## [To do]
Your task is to copy every line of this material exactly.

## [Input for this task]
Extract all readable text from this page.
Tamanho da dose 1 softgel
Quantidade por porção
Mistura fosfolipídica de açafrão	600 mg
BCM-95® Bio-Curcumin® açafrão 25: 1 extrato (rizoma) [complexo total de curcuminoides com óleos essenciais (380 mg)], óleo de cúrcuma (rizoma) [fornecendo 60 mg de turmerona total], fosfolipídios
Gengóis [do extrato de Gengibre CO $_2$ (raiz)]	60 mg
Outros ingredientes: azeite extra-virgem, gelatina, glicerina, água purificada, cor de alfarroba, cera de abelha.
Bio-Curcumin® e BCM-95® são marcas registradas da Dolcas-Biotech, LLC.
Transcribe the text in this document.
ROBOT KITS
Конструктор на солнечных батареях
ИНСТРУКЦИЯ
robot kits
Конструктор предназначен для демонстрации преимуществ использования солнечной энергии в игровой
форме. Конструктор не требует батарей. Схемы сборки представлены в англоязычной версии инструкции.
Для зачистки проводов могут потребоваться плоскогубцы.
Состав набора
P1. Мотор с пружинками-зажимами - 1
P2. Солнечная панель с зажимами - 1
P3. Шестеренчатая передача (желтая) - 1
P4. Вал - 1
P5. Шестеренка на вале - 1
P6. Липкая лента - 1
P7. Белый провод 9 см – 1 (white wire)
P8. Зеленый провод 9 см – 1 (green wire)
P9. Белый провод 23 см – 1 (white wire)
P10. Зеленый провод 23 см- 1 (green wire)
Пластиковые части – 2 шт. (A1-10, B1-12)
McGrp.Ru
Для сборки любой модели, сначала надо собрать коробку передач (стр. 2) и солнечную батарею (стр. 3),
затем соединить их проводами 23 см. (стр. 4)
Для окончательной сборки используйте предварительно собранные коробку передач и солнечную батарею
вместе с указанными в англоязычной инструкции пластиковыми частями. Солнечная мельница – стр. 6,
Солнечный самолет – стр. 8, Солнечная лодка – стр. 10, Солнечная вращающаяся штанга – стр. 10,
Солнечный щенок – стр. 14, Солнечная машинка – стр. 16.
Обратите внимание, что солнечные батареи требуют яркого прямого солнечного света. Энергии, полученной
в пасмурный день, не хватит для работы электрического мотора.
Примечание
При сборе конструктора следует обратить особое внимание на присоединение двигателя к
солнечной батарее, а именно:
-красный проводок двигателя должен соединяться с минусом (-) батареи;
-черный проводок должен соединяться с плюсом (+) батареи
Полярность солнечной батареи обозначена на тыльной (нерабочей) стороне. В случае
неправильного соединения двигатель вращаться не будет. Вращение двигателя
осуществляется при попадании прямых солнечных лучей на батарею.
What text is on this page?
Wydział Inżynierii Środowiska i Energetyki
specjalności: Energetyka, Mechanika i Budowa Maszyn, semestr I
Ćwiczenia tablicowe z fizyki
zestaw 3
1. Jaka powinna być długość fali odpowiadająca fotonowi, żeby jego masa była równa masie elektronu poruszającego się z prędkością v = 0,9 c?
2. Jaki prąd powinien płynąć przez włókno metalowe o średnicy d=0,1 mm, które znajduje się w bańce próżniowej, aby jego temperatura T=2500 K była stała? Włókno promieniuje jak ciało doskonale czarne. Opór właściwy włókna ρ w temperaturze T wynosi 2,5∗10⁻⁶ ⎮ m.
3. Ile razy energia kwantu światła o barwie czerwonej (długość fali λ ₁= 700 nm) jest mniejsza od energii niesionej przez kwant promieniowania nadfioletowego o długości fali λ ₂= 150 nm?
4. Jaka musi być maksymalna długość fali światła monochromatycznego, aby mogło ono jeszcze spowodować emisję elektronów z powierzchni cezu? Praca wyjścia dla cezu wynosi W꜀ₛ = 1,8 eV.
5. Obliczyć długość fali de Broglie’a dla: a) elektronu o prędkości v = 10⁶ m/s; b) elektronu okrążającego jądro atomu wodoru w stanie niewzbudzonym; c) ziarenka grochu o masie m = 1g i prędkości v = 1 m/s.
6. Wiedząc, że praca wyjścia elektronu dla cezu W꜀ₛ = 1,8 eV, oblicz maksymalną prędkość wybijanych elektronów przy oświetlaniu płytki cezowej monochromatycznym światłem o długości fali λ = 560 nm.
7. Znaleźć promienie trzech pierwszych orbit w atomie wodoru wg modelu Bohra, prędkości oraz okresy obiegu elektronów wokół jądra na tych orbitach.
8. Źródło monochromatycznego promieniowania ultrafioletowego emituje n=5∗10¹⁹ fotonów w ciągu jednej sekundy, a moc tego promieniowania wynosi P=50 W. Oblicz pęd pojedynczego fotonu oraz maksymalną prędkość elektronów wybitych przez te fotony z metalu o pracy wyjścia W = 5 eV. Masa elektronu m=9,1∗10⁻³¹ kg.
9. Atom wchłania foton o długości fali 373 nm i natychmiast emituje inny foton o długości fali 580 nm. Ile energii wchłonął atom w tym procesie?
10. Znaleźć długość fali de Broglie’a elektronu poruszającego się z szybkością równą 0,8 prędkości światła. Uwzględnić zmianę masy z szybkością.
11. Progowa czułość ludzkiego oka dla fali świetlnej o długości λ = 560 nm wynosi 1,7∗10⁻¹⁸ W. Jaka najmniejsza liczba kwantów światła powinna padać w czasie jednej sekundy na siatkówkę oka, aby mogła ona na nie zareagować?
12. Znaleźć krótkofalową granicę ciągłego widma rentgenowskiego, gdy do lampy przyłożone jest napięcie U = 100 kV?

## [Written response]
Extract all readable text from this page.
Tamanho da dose 1 softgel
Quantidade por porção
Mistura fosfolipídica de açafrão	600 mg
BCM-95® Bio-Curcumin® açafrão 25: 1 extrato (rizoma) [complexo total de curcuminoides com óleos essenciais (380 mg)], óleo de cúrcuma (rizoma) [fornecendo 60 mg de turmerona total], fosfolipídios
Gengóis [do extrato de Gengibre CO $_2$ (raiz)]	60 mg
Outros ingredientes: azeite extra-virgem, gelatina, glicerina, água purificada, cor de alfarroba, cera de abelha.
Bio-Curcumin® e BCM-95® são marcas registradas da Dolcas-Biotech, LLC.
Transcribe the text in this document.
ROBOT KITS
Конструктор на солнечных батареях
ИНСТРУКЦИЯ
robot kits
Конструктор предназначен для демонстрации преимуществ использования солнечной энергии в игровой
форме. Конструктор не требует батарей. Схемы сборки представлены в англоязычной версии инструкции.
Для зачистки проводов могут потребоваться плоскогубцы.
Состав набора
P1. Мотор с пружинками-зажимами - 1
P2. Солнечная панель с зажимами - 1
P3. Шестеренчатая передача (желтая) - 1
P4. Вал - 1
P5. Шестеренка на вале - 1
P6. Липкая лента - 1
P7. Белый провод 9 см – 1 (white wire)
P8. Зеленый провод 9 см – 1 (green wire)
P9. Белый провод 23 см – 1 (white wire)
P10. Зеленый провод 23 см- 1 (green wire)
Пластиковые части – 2 шт. (A1-10, B1-12)
McGrp.Ru
Для сборки любой модели, сначала надо собрать коробку передач (стр. 2) и солнечную батарею (стр. 3),
затем соединить их проводами 23 см. (стр. 4)
Для окончательной сборки используйте предварительно собранные коробку передач и солнечную батарею
вместе с указанными в англоязычной инструкции пластиковыми частями. Солнечная мельница – стр. 6,
Солнечный самолет – стр. 8, Солнечная лодка – стр. 10, Солнечная вращающаяся штанга – стр. 10,
Солнечный щенок – стр. 14, Солнечная машинка – стр. 16.
Обратите внимание, что солнечные батареи требуют яркого прямого солнечного света. Энергии, полученной
в пасмурный день, не хватит для работы электрического мотора.
Примечание
При сборе конструктора следует обратить особое внимание на присоединение двигателя к
солнечной батарее, а именно:
-красный проводок двигателя должен соединяться с минусом (-) батареи;
-черный проводок должен соединяться с плюсом (+) батареи
Полярность солнечной батареи обозначена на тыльной (нерабочей) стороне. В случае
неправильного соединения двигатель вращаться не будет. Вращение двигателя
осуществляется при попадании прямых солнечных лучей на батарею.
What text is on this page?
Wydział Inżynierii Środowiska i Energetyki
specjalności: Energetyka, Mechanika i Budowa Maszyn, semestr I
Ćwiczenia tablicowe z fizyki
zestaw 3
1. Jaka powinna być długość fali odpowiadająca fotonowi, żeby jego masa była równa masie elektronu poruszającego się z prędkością v = 0,9 c?
2. Jaki prąd powinien płynąć przez włókno metalowe o średnicy d=0,1 mm, które znajduje się w bańce próżniowej, aby jego temperatura T=2500 K była stała? Włókno promieniuje jak ciało doskonale czarne. Opór właściwy włókna ρ w temperaturze T wynosi 2,5∗10⁻⁶ ⎮ m.
3. Ile razy energia kwantu światła o barwie czerwonej (długość fali λ ₁= 700 nm) jest mniejsza od energii niesionej przez kwant promieniowania nadfioletowego o długości fali λ ₂= 150 nm?
4. Jaka musi być maksymalna długość fali światła monochromatycznego, aby mogło ono jeszcze spowodować emisję elektronów z powierzchni cezu? Praca wyjścia dla cezu wynosi W꜀ₛ = 1,8 eV.
5. Obliczyć długość fali de Broglie’a dla: a) elektronu o prędkości v = 10⁶ m/s; b) elektronu okrążającego jądro atomu wodoru w stanie niewzbudzonym; c) ziarenka grochu o masie m = 1g i prędkości v = 1 m/s.
6. Wiedząc, że praca wyjścia elektronu dla cezu W꜀ₛ = 1,8 eV, oblicz maksymalną prędkość wybijanych elektronów przy oświetlaniu płytki cezowej monochromatycznym światłem o długości fali λ = 560 nm.
7. Znaleźć promienie trzech pierwszych orbit w atomie wodoru wg modelu Bohra, prędkości oraz okresy obiegu elektronów wokół jądra na tych orbitach.
8. Źródło monochromatycznego promieniowania ultrafioletowego emituje n=5∗10¹⁹ fotonów w ciągu jednej sekundy, a moc tego promieniowania wynosi P=50 W. Oblicz pęd pojedynczego fotonu oraz maksymalną prędkość elektronów wybitych przez te fotony z metalu o pracy wyjścia W = 5 eV. Masa elektronu m=9,1∗10⁻³¹ kg.
9. Atom wchłania foton o długości fali 373 nm i natychmiast emituje inny foton o długości fali 580 nm. Ile energii wchłonął atom w tym procesie?
10. Znaleźć długość fali de Broglie’a elektronu poruszającego się z szybkością równą 0,8 prędkości światła. Uwzględnić zmianę masy z szybkością.
11. Progowa czułość ludzkiego oka dla fali świetlnej o długości λ = 560 nm wynosi 1,7∗10⁻¹⁸ W. Jaka najmniejsza liczba kwantów światła powinna padać w czasie jednej sekundy na siatkówkę oka, aby mogła ona na nie zareagować?
12. Znaleźć krótkofalową granicę ciągłego widma rentgenowskiego, gdy do lampy przyłożone jest napięcie U = 100 kV?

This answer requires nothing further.